• _RECORD SET_:
(begin)
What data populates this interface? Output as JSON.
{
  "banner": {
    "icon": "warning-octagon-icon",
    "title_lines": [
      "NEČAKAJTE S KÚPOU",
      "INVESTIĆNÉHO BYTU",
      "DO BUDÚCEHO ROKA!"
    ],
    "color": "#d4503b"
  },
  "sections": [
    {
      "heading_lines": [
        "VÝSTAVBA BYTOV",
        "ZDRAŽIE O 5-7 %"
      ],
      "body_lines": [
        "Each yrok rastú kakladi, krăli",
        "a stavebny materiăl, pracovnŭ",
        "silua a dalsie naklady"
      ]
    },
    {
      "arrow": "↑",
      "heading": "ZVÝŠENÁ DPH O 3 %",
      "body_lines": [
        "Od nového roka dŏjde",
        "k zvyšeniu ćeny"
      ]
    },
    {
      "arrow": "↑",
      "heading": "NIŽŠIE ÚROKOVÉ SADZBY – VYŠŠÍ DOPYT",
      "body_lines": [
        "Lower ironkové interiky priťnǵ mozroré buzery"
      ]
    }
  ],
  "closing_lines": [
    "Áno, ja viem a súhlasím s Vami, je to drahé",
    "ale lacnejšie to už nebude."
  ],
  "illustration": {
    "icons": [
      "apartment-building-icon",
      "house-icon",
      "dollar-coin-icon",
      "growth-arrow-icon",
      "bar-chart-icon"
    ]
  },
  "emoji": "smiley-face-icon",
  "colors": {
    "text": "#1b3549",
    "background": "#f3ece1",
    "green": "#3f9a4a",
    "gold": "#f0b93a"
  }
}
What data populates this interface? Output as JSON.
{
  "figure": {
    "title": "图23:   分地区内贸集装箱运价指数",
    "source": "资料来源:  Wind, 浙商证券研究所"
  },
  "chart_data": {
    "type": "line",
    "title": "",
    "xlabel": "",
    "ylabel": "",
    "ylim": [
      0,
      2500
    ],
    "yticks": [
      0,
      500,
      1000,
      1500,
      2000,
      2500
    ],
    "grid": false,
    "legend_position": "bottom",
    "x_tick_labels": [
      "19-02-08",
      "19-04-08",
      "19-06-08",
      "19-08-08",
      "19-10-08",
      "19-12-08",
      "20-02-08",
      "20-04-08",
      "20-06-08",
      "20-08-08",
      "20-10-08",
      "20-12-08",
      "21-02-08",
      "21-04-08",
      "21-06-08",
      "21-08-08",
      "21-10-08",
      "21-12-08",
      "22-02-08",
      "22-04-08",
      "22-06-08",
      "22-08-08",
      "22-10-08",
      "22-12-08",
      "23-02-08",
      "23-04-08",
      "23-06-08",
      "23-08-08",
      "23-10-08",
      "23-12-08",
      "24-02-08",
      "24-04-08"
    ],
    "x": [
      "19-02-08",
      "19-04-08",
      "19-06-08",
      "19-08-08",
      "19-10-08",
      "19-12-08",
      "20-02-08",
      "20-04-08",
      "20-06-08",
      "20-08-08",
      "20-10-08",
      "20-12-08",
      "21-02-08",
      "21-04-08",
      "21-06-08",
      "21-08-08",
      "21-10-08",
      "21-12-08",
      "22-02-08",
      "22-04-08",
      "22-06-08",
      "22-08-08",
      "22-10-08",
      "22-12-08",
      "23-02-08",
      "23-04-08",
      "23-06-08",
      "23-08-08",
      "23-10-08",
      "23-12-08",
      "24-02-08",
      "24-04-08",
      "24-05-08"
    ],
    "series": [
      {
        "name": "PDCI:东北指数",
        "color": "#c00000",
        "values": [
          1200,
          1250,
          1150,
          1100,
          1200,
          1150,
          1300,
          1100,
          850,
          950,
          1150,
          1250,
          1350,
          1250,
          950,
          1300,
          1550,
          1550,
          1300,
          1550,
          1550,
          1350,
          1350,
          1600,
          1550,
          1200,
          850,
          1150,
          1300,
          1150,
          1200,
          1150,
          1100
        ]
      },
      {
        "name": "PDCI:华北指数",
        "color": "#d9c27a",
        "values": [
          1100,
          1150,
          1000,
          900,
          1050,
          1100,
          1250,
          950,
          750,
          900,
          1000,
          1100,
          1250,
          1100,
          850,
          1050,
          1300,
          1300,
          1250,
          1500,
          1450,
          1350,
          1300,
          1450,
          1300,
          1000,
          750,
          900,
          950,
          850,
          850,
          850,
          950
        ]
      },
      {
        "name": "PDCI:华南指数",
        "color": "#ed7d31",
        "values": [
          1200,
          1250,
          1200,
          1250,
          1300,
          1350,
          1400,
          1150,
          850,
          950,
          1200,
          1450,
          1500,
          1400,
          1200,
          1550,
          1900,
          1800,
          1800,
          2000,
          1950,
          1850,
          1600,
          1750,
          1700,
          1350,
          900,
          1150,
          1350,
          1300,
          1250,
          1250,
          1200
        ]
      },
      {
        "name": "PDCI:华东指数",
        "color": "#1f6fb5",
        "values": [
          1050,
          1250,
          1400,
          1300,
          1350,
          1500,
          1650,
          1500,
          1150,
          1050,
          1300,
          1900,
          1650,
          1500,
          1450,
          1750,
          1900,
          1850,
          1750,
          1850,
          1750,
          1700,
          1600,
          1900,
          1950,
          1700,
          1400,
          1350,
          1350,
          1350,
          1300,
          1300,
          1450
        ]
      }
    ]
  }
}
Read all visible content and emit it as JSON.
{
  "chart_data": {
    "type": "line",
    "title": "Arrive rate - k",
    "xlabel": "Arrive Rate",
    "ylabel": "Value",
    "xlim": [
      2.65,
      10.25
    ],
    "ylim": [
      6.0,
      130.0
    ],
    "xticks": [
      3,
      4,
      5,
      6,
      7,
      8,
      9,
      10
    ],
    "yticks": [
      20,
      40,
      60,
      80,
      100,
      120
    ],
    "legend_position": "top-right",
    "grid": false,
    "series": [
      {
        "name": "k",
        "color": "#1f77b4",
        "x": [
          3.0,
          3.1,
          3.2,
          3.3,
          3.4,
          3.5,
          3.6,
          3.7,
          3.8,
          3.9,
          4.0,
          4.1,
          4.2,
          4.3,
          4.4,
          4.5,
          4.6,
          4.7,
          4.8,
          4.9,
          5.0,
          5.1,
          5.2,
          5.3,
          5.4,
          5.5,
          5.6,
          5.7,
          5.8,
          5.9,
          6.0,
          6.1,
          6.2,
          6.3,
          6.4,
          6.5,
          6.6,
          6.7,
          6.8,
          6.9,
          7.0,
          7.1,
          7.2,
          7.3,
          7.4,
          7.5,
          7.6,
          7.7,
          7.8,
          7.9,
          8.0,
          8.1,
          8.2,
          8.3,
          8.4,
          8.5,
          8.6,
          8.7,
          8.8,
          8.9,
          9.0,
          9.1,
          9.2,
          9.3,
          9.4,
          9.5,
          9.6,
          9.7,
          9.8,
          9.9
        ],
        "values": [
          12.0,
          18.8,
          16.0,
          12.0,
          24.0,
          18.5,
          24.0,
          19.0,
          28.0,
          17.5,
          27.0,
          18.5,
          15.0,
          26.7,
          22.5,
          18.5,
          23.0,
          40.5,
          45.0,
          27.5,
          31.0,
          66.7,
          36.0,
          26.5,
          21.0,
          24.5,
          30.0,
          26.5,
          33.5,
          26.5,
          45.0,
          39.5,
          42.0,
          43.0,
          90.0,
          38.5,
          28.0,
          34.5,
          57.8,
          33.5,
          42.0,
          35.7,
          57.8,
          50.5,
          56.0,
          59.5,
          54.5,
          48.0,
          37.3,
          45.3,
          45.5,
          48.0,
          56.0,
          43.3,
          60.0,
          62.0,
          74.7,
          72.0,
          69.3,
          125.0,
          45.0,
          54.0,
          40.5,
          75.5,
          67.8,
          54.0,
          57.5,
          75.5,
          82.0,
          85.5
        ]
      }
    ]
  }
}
(end)
• _WRITTEN TASK_: All of the entries above need to be reproduced exactly.

• _OUTPUT FOR THIS TASK_:
What data populates this interface? Output as JSON.
{
  "banner": {
    "icon": "warning-octagon-icon",
    "title_lines": [
      "NEČAKAJTE S KÚPOU",
      "INVESTIĆNÉHO BYTU",
      "DO BUDÚCEHO ROKA!"
    ],
    "color": "#d4503b"
  },
  "sections": [
    {
      "heading_lines": [
        "VÝSTAVBA BYTOV",
        "ZDRAŽIE O 5-7 %"
      ],
      "body_lines": [
        "Each yrok rastú kakladi, krăli",
        "a stavebny materiăl, pracovnŭ",
        "silua a dalsie naklady"
      ]
    },
    {
      "arrow": "↑",
      "heading": "ZVÝŠENÁ DPH O 3 %",
      "body_lines": [
        "Od nového roka dŏjde",
        "k zvyšeniu ćeny"
      ]
    },
    {
      "arrow": "↑",
      "heading": "NIŽŠIE ÚROKOVÉ SADZBY – VYŠŠÍ DOPYT",
      "body_lines": [
        "Lower ironkové interiky priťnǵ mozroré buzery"
      ]
    }
  ],
  "closing_lines": [
    "Áno, ja viem a súhlasím s Vami, je to drahé",
    "ale lacnejšie to už nebude."
  ],
  "illustration": {
    "icons": [
      "apartment-building-icon",
      "house-icon",
      "dollar-coin-icon",
      "growth-arrow-icon",
      "bar-chart-icon"
    ]
  },
  "emoji": "smiley-face-icon",
  "colors": {
    "text": "#1b3549",
    "background": "#f3ece1",
    "green": "#3f9a4a",
    "gold": "#f0b93a"
  }
}
What data populates this interface? Output as JSON.
{
  "figure": {
    "title": "图23:   分地区内贸集装箱运价指数",
    "source": "资料来源:  Wind, 浙商证券研究所"
  },
  "chart_data": {
    "type": "line",
    "title": "",
    "xlabel": "",
    "ylabel": "",
    "ylim": [
      0,
      2500
    ],
    "yticks": [
      0,
      500,
      1000,
      1500,
      2000,
      2500
    ],
    "grid": false,
    "legend_position": "bottom",
    "x_tick_labels": [
      "19-02-08",
      "19-04-08",
      "19-06-08",
      "19-08-08",
      "19-10-08",
      "19-12-08",
      "20-02-08",
      "20-04-08",
      "20-06-08",
      "20-08-08",
      "20-10-08",
      "20-12-08",
      "21-02-08",
      "21-04-08",
      "21-06-08",
      "21-08-08",
      "21-10-08",
      "21-12-08",
      "22-02-08",
      "22-04-08",
      "22-06-08",
      "22-08-08",
      "22-10-08",
      "22-12-08",
      "23-02-08",
      "23-04-08",
      "23-06-08",
      "23-08-08",
      "23-10-08",
      "23-12-08",
      "24-02-08",
      "24-04-08"
    ],
    "x": [
      "19-02-08",
      "19-04-08",
      "19-06-08",
      "19-08-08",
      "19-10-08",
      "19-12-08",
      "20-02-08",
      "20-04-08",
      "20-06-08",
      "20-08-08",
      "20-10-08",
      "20-12-08",
      "21-02-08",
      "21-04-08",
      "21-06-08",
      "21-08-08",
      "21-10-08",
      "21-12-08",
      "22-02-08",
      "22-04-08",
      "22-06-08",
      "22-08-08",
      "22-10-08",
      "22-12-08",
      "23-02-08",
      "23-04-08",
      "23-06-08",
      "23-08-08",
      "23-10-08",
      "23-12-08",
      "24-02-08",
      "24-04-08",
      "24-05-08"
    ],
    "series": [
      {
        "name": "PDCI:东北指数",
        "color": "#c00000",
        "values": [
          1200,
          1250,
          1150,
          1100,
          1200,
          1150,
          1300,
          1100,
          850,
          950,
          1150,
          1250,
          1350,
          1250,
          950,
          1300,
          1550,
          1550,
          1300,
          1550,
          1550,
          1350,
          1350,
          1600,
          1550,
          1200,
          850,
          1150,
          1300,
          1150,
          1200,
          1150,
          1100
        ]
      },
      {
        "name": "PDCI:华北指数",
        "color": "#d9c27a",
        "values": [
          1100,
          1150,
          1000,
          900,
          1050,
          1100,
          1250,
          950,
          750,
          900,
          1000,
          1100,
          1250,
          1100,
          850,
          1050,
          1300,
          1300,
          1250,
          1500,
          1450,
          1350,
          1300,
          1450,
          1300,
          1000,
          750,
          900,
          950,
          850,
          850,
          850,
          950
        ]
      },
      {
        "name": "PDCI:华南指数",
        "color": "#ed7d31",
        "values": [
          1200,
          1250,
          1200,
          1250,
          1300,
          1350,
          1400,
          1150,
          850,
          950,
          1200,
          1450,
          1500,
          1400,
          1200,
          1550,
          1900,
          1800,
          1800,
          2000,
          1950,
          1850,
          1600,
          1750,
          1700,
          1350,
          900,
          1150,
          1350,
          1300,
          1250,
          1250,
          1200
        ]
      },
      {
        "name": "PDCI:华东指数",
        "color": "#1f6fb5",
        "values": [
          1050,
          1250,
          1400,
          1300,
          1350,
          1500,
          1650,
          1500,
          1150,
          1050,
          1300,
          1900,
          1650,
          1500,
          1450,
          1750,
          1900,
          1850,
          1750,
          1850,
          1750,
          1700,
          1600,
          1900,
          1950,
          1700,
          1400,
          1350,
          1350,
          1350,
          1300,
          1300,
          1450
        ]
      }
    ]
  }
}
Read all visible content and emit it as JSON.
{
  "chart_data": {
    "type": "line",
    "title": "Arrive rate - k",
    "xlabel": "Arrive Rate",
    "ylabel": "Value",
    "xlim": [
      2.65,
      10.25
    ],
    "ylim": [
      6.0,
      130.0
    ],
    "xticks": [
      3,
      4,
      5,
      6,
      7,
      8,
      9,
      10
    ],
    "yticks": [
      20,
      40,
      60,
      80,
      100,
      120
    ],
    "legend_position": "top-right",
    "grid": false,
    "series": [
      {
        "name": "k",
        "color": "#1f77b4",
        "x": [
          3.0,
          3.1,
          3.2,
          3.3,
          3.4,
          3.5,
          3.6,
          3.7,
          3.8,
          3.9,
          4.0,
          4.1,
          4.2,
          4.3,
          4.4,
          4.5,
          4.6,
          4.7,
          4.8,
          4.9,
          5.0,
          5.1,
          5.2,
          5.3,
          5.4,
          5.5,
          5.6,
          5.7,
          5.8,
          5.9,
          6.0,
          6.1,
          6.2,
          6.3,
          6.4,
          6.5,
          6.6,
          6.7,
          6.8,
          6.9,
          7.0,
          7.1,
          7.2,
          7.3,
          7.4,
          7.5,
          7.6,
          7.7,
          7.8,
          7.9,
          8.0,
          8.1,
          8.2,
          8.3,
          8.4,
          8.5,
          8.6,
          8.7,
          8.8,
          8.9,
          9.0,
          9.1,
          9.2,
          9.3,
          9.4,
          9.5,
          9.6,
          9.7,
          9.8,
          9.9
        ],
        "values": [
          12.0,
          18.8,
          16.0,
          12.0,
          24.0,
          18.5,
          24.0,
          19.0,
          28.0,
          17.5,
          27.0,
          18.5,
          15.0,
          26.7,
          22.5,
          18.5,
          23.0,
          40.5,
          45.0,
          27.5,
          31.0,
          66.7,
          36.0,
          26.5,
          21.0,
          24.5,
          30.0,
          26.5,
          33.5,
          26.5,
          45.0,
          39.5,
          42.0,
          43.0,
          90.0,
          38.5,
          28.0,
          34.5,
          57.8,
          33.5,
          42.0,
          35.7,
          57.8,
          50.5,
          56.0,
          59.5,
          54.5,
          48.0,
          37.3,
          45.3,
          45.5,
          48.0,
          56.0,
          43.3,
          60.0,
          62.0,
          74.7,
          72.0,
          69.3,
          125.0,
          45.0,
          54.0,
          40.5,
          75.5,
          67.8,
          54.0,
          57.5,
          75.5,
          82.0,
          85.5
        ]
      }
    ]
  }
}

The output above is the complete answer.